Your task »
Transcribe the whole listing below without changing a word, but leave out every image.

Material supplied »
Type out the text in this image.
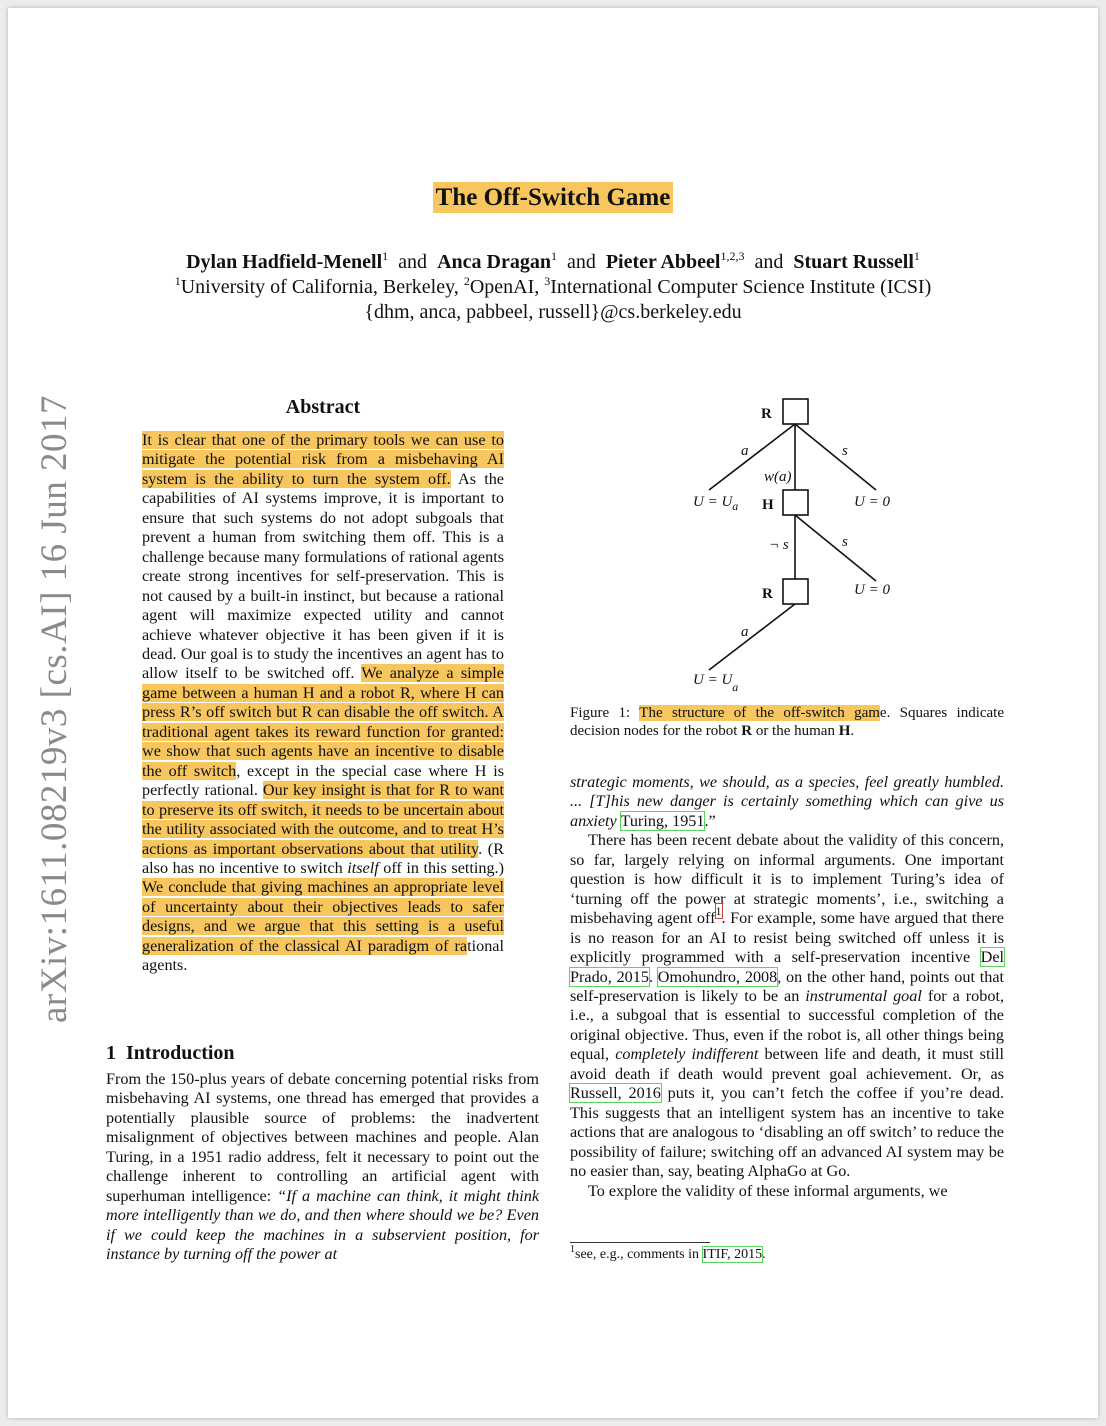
arXiv:1611.08219v3 [cs.AI] 16 Jun 2017
The Off-Switch Game
Dylan Hadfield-Menell$^1$ and Anca Dragan$^1$ and Pieter Abbeel$^{1,2,3}$ and Stuart Russell$^1$
$^1$University of California, Berkeley, $^2$OpenAI, $^3$International Computer Science Institute (ICSI)
{dhm, anca, pabbeel, russell}@cs.berkeley.edu
Abstract
It is clear that one of the primary tools we can use to mitigate the potential risk from a misbehaving AI system is the ability to turn the system off. As the capabilities of AI systems improve, it is important to ensure that such systems do not adopt subgoals that prevent a human from switching them off. This is a challenge because many formulations of rational agents create strong incentives for self-preservation. This is not caused by a built-in instinct, but because a rational agent will maximize expected utility and cannot achieve whatever objective it has been given if it is dead. Our goal is to study the incentives an agent has to allow itself to be switched off. We analyze a simple game between a human H and a robot R, where H can press R’s off switch but R can disable the off switch. A traditional agent takes its reward function for granted: we show that such agents have an incentive to disable the off switch, except in the special case where H is perfectly rational. Our key insight is that for R to want to preserve its off switch, it needs to be uncertain about the utility associated with the outcome, and to treat H’s actions as important observations about that utility. (R also has no incentive to switch itself off in this setting.) We conclude that giving machines an appropriate level of uncertainty about their objectives leads to safer designs, and we argue that this setting is a useful generalization of the classical AI paradigm of rational agents.
1 Introduction
From the 150-plus years of debate concerning potential risks from misbehaving AI systems, one thread has emerged that provides a potentially plausible source of problems: the inadvertent misalignment of objectives between machines and people. Alan Turing, in a 1951 radio address, felt it necessary to point out the challenge inherent to controlling an artificial agent with superhuman intelligence: “If a machine can think, it might think more intelligently than we do, and then where should we be? Even if we could keep the machines in a subservient position, for instance by turning off the power at
R
H
R
a	s
w(a)
$U = U_a$	U = 0
¬ s	s
U = 0
a
$U = U_a$
Figure 1: The structure of the off-switch game. Squares indicate decision nodes for the robot R or the human H.

strategic moments, we should, as a species, feel greatly humbled. ... [T]his new danger is certainly something which can give us anxiety Turing, 1951.”

There has been recent debate about the validity of this concern, so far, largely relying on informal arguments. One important question is how difficult it is to implement Turing’s idea of ‘turning off the power at strategic moments’, i.e., switching a misbehaving agent off$^1$. For example, some have argued that there is no reason for an AI to resist being switched off unless it is explicitly programmed with a self-preservation incentive Del Prado, 2015. Omohundro, 2008, on the other hand, points out that self-preservation is likely to be an instrumental goal for a robot, i.e., a subgoal that is essential to successful completion of the original objective. Thus, even if the robot is, all other things being equal, completely indifferent between life and death, it must still avoid death if death would prevent goal achievement. Or, as Russell, 2016 puts it, you can’t fetch the coffee if you’re dead. This suggests that an intelligent system has an incentive to take actions that are analogous to ‘disabling an off switch’ to reduce the possibility of failure; switching off an advanced AI system may be no easier than, say, beating AlphaGo at Go.

To explore the validity of these informal arguments, we

$^1$see, e.g., comments in ITIF, 2015.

Output of the task »
Type out the text in this image.
arXiv:1611.08219v3 [cs.AI] 16 Jun 2017
The Off-Switch Game
Dylan Hadfield-Menell$^1$ and Anca Dragan$^1$ and Pieter Abbeel$^{1,2,3}$ and Stuart Russell$^1$
$^1$University of California, Berkeley, $^2$OpenAI, $^3$International Computer Science Institute (ICSI)
{dhm, anca, pabbeel, russell}@cs.berkeley.edu
Abstract
It is clear that one of the primary tools we can use to mitigate the potential risk from a misbehaving AI system is the ability to turn the system off. As the capabilities of AI systems improve, it is important to ensure that such systems do not adopt subgoals that prevent a human from switching them off. This is a challenge because many formulations of rational agents create strong incentives for self-preservation. This is not caused by a built-in instinct, but because a rational agent will maximize expected utility and cannot achieve whatever objective it has been given if it is dead. Our goal is to study the incentives an agent has to allow itself to be switched off. We analyze a simple game between a human H and a robot R, where H can press R’s off switch but R can disable the off switch. A traditional agent takes its reward function for granted: we show that such agents have an incentive to disable the off switch, except in the special case where H is perfectly rational. Our key insight is that for R to want to preserve its off switch, it needs to be uncertain about the utility associated with the outcome, and to treat H’s actions as important observations about that utility. (R also has no incentive to switch itself off in this setting.) We conclude that giving machines an appropriate level of uncertainty about their objectives leads to safer designs, and we argue that this setting is a useful generalization of the classical AI paradigm of rational agents.
1 Introduction
From the 150-plus years of debate concerning potential risks from misbehaving AI systems, one thread has emerged that provides a potentially plausible source of problems: the inadvertent misalignment of objectives between machines and people. Alan Turing, in a 1951 radio address, felt it necessary to point out the challenge inherent to controlling an artificial agent with superhuman intelligence: “If a machine can think, it might think more intelligently than we do, and then where should we be? Even if we could keep the machines in a subservient position, for instance by turning off the power at
R
H
R
a	s
w(a)
$U = U_a$	U = 0
¬ s	s
U = 0
a
$U = U_a$
Figure 1: The structure of the off-switch game. Squares indicate decision nodes for the robot R or the human H.

strategic moments, we should, as a species, feel greatly humbled. ... [T]his new danger is certainly something which can give us anxiety Turing, 1951.”

There has been recent debate about the validity of this concern, so far, largely relying on informal arguments. One important question is how difficult it is to implement Turing’s idea of ‘turning off the power at strategic moments’, i.e., switching a misbehaving agent off$^1$. For example, some have argued that there is no reason for an AI to resist being switched off unless it is explicitly programmed with a self-preservation incentive Del Prado, 2015. Omohundro, 2008, on the other hand, points out that self-preservation is likely to be an instrumental goal for a robot, i.e., a subgoal that is essential to successful completion of the original objective. Thus, even if the robot is, all other things being equal, completely indifferent between life and death, it must still avoid death if death would prevent goal achievement. Or, as Russell, 2016 puts it, you can’t fetch the coffee if you’re dead. This suggests that an intelligent system has an incentive to take actions that are analogous to ‘disabling an off switch’ to reduce the possibility of failure; switching off an advanced AI system may be no easier than, say, beating AlphaGo at Go.

To explore the validity of these informal arguments, we

$^1$see, e.g., comments in ITIF, 2015.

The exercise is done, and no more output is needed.